(EXERCISE TASK):
Gather all lines in the data that hold the string "them".

(MATERIAL TO PROCESS):
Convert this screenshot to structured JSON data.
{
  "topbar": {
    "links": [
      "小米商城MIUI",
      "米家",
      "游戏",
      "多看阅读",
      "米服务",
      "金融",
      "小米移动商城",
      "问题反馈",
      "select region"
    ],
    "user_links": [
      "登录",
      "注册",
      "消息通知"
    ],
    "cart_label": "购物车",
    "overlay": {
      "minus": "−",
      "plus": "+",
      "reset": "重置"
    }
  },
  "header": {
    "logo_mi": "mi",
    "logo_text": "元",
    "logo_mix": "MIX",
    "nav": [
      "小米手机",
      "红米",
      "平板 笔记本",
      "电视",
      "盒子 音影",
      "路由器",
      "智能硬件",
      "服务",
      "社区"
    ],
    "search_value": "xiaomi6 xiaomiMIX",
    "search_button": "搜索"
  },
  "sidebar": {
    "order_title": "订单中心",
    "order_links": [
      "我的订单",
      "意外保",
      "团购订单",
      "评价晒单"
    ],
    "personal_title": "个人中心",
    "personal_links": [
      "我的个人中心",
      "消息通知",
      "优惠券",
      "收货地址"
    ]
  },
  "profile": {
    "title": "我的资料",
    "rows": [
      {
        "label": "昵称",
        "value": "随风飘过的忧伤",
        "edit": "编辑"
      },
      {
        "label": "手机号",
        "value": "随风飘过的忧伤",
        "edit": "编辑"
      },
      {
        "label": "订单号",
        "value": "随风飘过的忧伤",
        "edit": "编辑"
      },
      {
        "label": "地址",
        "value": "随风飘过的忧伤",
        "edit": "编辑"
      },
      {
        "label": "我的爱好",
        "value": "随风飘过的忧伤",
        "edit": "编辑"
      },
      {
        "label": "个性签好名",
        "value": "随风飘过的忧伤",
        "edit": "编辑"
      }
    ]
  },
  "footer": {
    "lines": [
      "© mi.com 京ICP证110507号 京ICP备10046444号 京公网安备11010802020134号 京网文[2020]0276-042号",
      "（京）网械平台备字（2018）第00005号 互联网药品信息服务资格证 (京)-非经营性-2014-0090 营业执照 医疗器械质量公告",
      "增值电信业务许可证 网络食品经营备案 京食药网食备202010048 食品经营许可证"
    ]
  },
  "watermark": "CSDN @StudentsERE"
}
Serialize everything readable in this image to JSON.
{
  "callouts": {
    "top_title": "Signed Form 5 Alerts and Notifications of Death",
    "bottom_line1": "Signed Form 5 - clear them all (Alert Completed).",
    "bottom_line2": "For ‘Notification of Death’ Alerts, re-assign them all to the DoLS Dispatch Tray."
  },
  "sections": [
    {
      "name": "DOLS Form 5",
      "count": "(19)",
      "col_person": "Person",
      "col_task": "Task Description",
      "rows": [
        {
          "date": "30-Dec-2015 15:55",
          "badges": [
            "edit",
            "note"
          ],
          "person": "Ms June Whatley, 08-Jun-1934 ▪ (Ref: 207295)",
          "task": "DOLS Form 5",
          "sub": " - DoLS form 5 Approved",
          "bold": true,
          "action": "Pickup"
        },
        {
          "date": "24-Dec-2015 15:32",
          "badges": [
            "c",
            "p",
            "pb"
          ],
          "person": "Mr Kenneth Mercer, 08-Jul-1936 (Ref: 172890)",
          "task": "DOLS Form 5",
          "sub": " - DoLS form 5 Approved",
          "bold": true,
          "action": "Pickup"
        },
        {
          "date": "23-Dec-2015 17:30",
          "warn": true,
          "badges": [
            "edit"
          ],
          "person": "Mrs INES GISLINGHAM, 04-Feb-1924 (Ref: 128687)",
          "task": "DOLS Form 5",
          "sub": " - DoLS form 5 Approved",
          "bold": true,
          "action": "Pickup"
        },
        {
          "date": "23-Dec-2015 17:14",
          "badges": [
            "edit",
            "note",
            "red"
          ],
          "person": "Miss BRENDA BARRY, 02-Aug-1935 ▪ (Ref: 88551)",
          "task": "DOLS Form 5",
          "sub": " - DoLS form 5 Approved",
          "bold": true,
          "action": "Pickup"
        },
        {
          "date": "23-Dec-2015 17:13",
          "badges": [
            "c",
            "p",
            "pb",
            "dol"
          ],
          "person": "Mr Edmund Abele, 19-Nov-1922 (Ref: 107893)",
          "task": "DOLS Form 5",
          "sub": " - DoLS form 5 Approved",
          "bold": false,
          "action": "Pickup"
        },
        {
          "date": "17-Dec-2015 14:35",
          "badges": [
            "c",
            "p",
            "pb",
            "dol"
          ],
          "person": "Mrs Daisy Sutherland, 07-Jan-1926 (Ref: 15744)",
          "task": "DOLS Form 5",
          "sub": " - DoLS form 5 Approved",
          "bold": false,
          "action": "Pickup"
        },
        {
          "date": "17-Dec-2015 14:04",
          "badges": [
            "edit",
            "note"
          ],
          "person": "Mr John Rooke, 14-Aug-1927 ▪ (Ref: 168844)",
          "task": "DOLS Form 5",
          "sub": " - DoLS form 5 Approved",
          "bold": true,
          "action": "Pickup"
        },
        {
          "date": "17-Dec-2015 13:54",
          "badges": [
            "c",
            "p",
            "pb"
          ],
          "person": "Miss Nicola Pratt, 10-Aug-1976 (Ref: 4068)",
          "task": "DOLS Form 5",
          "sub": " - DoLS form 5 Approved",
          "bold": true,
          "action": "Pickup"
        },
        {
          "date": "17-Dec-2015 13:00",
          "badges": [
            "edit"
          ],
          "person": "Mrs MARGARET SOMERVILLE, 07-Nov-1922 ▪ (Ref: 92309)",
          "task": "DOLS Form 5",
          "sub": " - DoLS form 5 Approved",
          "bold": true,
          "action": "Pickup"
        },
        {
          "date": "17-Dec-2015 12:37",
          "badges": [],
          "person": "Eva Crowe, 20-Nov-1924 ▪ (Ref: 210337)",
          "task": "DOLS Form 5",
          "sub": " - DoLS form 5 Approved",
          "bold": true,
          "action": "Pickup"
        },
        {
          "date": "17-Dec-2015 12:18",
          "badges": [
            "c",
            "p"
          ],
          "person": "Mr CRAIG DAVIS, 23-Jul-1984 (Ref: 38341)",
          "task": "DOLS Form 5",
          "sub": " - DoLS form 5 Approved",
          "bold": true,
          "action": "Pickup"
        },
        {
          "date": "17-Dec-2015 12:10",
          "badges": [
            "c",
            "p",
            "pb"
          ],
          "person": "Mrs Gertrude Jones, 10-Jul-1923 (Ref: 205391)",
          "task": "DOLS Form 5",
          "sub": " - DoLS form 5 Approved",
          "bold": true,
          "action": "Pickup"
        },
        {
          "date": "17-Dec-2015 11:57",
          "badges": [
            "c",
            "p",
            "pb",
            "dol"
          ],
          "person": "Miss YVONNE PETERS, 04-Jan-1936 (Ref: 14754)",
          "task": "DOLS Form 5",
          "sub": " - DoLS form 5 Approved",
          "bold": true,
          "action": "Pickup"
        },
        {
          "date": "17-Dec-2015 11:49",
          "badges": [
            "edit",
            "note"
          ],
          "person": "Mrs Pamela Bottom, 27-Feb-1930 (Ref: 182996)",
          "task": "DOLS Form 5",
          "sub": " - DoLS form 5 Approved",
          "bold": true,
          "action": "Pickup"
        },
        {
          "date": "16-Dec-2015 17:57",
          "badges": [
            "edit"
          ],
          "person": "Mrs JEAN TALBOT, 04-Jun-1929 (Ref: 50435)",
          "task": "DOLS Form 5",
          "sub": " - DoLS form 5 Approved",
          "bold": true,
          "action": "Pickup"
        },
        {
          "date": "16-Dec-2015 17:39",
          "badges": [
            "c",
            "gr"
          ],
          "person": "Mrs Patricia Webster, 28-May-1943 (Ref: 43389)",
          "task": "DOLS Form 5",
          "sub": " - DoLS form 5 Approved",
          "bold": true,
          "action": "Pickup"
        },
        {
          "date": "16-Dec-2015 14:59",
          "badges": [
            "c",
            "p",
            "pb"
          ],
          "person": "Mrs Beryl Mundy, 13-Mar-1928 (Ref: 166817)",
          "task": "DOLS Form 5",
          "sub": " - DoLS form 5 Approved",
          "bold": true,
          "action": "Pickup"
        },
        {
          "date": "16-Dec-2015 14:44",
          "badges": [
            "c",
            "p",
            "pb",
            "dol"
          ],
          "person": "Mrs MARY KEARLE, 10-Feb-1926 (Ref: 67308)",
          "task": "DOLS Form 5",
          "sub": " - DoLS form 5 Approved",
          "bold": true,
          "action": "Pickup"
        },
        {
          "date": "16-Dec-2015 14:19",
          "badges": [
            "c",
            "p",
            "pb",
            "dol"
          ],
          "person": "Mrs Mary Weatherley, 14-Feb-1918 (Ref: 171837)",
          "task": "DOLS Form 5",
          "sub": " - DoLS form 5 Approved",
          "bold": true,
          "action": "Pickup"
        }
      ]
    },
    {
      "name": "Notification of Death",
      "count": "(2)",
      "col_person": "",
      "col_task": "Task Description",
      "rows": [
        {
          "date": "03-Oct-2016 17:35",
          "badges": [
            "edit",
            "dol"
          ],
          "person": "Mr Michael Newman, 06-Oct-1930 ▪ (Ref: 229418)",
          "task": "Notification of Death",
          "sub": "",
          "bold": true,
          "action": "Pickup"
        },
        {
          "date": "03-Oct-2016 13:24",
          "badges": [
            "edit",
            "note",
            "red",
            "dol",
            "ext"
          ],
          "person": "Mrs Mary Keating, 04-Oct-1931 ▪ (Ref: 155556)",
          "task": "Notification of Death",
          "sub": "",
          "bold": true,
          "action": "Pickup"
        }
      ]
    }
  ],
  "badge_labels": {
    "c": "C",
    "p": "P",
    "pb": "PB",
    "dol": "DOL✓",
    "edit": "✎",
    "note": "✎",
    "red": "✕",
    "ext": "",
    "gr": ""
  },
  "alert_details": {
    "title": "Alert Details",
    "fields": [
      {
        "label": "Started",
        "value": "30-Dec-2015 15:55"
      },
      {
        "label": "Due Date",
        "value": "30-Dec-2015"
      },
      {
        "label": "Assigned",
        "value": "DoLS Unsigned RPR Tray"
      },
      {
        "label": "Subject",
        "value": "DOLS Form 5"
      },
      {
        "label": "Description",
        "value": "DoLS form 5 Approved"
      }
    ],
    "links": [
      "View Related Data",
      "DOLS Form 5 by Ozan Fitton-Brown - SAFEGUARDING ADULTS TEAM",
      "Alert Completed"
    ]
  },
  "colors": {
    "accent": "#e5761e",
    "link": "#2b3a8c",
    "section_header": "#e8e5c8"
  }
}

(CORRECT OUTPUT):
    "bottom_line1": "Signed Form 5 - clear them all (Alert Completed).",
    "bottom_line2": "For ‘Notification of Death’ Alerts, re-assign them all to the DoLS Dispatch Tray."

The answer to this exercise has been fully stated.